* _VOS CONSIGNES_: Pouvez-vous citer à l'identique les lignes des entrées ci-dessous, depuis leur début jusqu'à la ligne contenant "scroll-down-icon[interactable] — [1715, 1221, 1741, 1245]", celle-ci incluse ?

(Listes de coordonnées de cadres)
──────

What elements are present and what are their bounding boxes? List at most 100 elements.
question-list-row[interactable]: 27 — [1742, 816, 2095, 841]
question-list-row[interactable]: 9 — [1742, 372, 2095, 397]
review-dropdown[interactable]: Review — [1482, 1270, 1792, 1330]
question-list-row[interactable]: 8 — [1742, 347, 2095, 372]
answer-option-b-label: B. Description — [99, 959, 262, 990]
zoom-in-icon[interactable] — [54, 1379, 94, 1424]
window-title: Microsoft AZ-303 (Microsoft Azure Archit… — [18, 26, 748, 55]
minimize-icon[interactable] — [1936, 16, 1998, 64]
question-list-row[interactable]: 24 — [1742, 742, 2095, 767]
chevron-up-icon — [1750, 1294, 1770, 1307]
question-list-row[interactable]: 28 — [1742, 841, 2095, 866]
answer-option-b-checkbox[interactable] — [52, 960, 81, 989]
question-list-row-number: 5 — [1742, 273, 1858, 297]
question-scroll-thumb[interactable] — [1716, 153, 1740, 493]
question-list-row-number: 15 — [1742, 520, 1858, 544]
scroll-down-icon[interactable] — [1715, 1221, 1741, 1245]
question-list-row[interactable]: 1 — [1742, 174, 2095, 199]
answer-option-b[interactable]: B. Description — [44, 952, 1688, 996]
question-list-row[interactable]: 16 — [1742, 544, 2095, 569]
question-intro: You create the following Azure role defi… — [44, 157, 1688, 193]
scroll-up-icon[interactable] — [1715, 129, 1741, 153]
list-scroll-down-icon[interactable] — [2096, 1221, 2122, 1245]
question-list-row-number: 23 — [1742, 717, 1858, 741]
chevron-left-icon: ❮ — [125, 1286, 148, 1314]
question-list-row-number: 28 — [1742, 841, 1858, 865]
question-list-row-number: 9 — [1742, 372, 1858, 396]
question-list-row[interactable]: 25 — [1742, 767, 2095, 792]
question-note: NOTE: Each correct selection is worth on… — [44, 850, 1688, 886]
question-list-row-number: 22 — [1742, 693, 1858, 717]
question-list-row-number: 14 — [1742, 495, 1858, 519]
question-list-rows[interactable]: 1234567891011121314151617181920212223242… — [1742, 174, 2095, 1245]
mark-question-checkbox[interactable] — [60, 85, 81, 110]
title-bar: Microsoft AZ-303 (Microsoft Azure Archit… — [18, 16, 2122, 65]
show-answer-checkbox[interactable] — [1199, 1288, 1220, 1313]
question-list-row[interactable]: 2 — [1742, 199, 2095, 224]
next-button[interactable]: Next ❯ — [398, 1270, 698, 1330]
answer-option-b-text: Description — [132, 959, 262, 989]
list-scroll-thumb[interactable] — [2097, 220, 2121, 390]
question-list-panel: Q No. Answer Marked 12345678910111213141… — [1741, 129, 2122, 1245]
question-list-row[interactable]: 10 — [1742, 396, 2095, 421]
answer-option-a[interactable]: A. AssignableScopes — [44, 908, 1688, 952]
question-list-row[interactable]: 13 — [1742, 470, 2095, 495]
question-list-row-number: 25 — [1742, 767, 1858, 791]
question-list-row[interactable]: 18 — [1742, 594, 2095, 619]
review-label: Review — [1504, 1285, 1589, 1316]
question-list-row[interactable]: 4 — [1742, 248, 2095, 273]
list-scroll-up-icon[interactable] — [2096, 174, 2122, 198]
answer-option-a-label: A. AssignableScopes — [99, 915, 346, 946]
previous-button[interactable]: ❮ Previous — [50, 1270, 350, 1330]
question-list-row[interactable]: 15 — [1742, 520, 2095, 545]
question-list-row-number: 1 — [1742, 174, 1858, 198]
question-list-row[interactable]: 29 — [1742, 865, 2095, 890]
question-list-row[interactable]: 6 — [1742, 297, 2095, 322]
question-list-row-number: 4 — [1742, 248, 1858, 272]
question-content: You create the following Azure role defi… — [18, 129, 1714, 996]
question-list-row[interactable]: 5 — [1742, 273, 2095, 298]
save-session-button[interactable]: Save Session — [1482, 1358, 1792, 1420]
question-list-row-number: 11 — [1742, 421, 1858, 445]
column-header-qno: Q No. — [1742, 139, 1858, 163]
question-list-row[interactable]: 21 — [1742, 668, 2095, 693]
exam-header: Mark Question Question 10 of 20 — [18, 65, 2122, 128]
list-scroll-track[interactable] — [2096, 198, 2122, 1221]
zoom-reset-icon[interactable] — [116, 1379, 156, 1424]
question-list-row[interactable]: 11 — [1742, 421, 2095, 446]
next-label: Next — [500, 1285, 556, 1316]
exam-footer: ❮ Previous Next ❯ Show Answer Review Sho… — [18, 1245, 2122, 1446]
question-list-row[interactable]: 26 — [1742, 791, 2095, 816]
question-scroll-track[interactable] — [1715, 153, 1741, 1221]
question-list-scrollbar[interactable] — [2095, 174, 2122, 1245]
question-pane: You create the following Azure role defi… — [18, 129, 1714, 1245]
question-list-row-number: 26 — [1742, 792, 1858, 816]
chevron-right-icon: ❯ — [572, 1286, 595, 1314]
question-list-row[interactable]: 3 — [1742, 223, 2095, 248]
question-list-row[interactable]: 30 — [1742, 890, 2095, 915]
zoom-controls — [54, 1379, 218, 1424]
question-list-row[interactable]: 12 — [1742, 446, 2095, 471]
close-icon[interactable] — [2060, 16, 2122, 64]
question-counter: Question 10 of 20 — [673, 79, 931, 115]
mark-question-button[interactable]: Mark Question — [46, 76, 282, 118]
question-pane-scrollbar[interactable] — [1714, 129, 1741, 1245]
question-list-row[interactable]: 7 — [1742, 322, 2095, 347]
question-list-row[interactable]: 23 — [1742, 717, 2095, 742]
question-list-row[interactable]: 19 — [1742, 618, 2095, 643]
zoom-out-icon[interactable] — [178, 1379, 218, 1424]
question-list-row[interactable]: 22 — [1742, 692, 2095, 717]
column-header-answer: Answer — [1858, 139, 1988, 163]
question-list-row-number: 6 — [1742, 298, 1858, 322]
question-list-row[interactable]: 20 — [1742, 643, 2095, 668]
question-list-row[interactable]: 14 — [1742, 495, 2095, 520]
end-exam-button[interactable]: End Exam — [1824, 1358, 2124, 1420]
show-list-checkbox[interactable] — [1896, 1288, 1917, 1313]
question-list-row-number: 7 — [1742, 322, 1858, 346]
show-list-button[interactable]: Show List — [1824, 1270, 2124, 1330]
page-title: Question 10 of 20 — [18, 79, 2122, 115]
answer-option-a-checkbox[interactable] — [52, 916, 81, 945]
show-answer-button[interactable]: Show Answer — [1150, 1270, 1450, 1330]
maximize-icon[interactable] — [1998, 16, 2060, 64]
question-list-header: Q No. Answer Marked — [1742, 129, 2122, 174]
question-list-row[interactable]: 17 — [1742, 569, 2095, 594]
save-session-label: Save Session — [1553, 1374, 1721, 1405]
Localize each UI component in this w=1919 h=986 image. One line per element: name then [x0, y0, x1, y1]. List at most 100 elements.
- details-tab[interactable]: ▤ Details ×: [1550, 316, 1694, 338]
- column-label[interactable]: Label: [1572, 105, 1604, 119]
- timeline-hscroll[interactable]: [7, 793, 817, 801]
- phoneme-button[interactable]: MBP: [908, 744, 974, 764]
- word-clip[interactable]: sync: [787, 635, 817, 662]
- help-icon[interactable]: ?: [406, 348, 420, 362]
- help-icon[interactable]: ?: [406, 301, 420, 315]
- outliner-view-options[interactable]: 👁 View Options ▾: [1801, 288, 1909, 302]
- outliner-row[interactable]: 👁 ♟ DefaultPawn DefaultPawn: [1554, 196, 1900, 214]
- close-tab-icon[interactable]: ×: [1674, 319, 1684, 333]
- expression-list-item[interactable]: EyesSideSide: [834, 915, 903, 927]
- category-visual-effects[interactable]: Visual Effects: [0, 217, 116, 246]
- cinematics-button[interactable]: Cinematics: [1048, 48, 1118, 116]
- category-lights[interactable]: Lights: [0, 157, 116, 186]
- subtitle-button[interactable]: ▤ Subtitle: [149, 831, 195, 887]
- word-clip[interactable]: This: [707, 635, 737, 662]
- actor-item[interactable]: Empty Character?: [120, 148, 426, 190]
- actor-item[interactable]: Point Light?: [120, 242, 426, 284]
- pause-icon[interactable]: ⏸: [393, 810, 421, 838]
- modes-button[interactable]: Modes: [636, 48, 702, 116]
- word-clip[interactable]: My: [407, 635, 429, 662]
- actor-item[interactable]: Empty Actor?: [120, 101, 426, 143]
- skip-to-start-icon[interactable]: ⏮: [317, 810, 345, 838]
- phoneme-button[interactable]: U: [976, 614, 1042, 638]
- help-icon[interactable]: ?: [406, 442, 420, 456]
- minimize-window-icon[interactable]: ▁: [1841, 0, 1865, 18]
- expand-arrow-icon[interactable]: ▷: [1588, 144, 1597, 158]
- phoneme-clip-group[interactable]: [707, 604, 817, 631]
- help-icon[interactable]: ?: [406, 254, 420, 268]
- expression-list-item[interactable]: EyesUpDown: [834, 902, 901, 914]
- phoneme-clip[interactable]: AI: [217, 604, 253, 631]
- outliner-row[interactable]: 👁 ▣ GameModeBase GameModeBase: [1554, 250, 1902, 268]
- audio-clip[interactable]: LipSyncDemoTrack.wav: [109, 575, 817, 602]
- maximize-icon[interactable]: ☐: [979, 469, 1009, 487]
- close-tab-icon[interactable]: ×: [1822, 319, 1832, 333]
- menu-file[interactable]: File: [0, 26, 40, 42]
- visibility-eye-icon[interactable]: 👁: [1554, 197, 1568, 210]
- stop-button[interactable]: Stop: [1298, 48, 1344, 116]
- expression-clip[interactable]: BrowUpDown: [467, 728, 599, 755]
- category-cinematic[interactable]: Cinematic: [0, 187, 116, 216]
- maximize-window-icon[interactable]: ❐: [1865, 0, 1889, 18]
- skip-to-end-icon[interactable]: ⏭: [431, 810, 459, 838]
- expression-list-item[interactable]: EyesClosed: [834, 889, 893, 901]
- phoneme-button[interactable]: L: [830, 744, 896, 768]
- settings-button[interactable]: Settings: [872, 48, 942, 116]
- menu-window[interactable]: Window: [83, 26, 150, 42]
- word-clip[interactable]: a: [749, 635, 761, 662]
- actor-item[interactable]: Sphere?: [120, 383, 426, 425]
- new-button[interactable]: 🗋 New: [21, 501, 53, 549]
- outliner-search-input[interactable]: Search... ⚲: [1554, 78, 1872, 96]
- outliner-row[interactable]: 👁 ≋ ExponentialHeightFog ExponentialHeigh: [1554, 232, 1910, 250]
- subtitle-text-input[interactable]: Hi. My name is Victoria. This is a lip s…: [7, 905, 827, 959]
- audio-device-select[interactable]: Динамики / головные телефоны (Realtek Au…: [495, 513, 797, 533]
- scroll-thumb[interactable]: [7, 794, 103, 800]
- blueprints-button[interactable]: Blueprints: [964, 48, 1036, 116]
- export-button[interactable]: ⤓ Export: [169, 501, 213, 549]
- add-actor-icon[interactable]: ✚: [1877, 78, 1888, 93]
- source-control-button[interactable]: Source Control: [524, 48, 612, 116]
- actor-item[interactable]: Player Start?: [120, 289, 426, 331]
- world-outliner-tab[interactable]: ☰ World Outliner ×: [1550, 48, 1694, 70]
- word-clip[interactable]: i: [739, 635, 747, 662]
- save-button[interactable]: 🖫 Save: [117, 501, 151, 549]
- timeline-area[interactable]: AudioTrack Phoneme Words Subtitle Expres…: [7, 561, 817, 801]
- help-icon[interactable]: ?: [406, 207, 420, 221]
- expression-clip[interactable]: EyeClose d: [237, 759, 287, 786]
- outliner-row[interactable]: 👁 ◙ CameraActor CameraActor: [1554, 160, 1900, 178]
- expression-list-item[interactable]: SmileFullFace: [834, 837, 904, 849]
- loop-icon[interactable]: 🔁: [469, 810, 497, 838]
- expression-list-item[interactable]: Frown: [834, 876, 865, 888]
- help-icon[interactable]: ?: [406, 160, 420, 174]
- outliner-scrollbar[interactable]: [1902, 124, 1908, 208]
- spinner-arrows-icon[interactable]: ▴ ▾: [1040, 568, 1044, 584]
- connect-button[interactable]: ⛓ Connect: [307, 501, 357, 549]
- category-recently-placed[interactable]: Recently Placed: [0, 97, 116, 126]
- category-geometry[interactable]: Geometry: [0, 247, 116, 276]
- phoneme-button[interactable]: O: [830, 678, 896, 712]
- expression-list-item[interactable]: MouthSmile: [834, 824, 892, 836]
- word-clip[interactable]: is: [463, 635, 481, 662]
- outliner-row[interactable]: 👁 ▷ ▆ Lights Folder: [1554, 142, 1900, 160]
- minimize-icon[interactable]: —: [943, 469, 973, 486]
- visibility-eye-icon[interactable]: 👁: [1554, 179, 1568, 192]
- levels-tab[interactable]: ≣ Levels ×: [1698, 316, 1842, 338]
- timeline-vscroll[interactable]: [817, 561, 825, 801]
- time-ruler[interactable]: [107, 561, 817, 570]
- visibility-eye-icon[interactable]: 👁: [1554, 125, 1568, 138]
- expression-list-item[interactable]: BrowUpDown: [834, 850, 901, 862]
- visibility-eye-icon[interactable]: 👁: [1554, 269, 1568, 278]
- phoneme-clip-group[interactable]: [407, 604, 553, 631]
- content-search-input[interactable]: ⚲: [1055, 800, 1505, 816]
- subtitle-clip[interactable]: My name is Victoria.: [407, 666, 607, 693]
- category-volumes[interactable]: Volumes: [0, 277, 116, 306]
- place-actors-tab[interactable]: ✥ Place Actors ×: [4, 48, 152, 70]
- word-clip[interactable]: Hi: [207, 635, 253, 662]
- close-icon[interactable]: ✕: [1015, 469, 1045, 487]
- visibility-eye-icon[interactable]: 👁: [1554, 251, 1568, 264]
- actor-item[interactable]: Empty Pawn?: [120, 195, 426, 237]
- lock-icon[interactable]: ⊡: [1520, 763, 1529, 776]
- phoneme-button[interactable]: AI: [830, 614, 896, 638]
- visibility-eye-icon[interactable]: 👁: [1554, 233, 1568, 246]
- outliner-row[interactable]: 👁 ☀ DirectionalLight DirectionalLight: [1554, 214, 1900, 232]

──────

* _LA RÉPONSE_:
What elements are present and what are their bounding boxes? List at most 100 elements.
question-list-row[interactable]: 27 — [1742, 816, 2095, 841]
question-list-row[interactable]: 9 — [1742, 372, 2095, 397]
review-dropdown[interactable]: Review — [1482, 1270, 1792, 1330]
question-list-row[interactable]: 8 — [1742, 347, 2095, 372]
answer-option-b-label: B. Description — [99, 959, 262, 990]
zoom-in-icon[interactable] — [54, 1379, 94, 1424]
window-title: Microsoft AZ-303 (Microsoft Azure Archit… — [18, 26, 748, 55]
minimize-icon[interactable] — [1936, 16, 1998, 64]
question-list-row[interactable]: 24 — [1742, 742, 2095, 767]
chevron-up-icon — [1750, 1294, 1770, 1307]
question-list-row[interactable]: 28 — [1742, 841, 2095, 866]
answer-option-b-checkbox[interactable] — [52, 960, 81, 989]
question-list-row-number: 5 — [1742, 273, 1858, 297]
question-scroll-thumb[interactable] — [1716, 153, 1740, 493]
question-list-row-number: 15 — [1742, 520, 1858, 544]
scroll-down-icon[interactable] — [1715, 1221, 1741, 1245]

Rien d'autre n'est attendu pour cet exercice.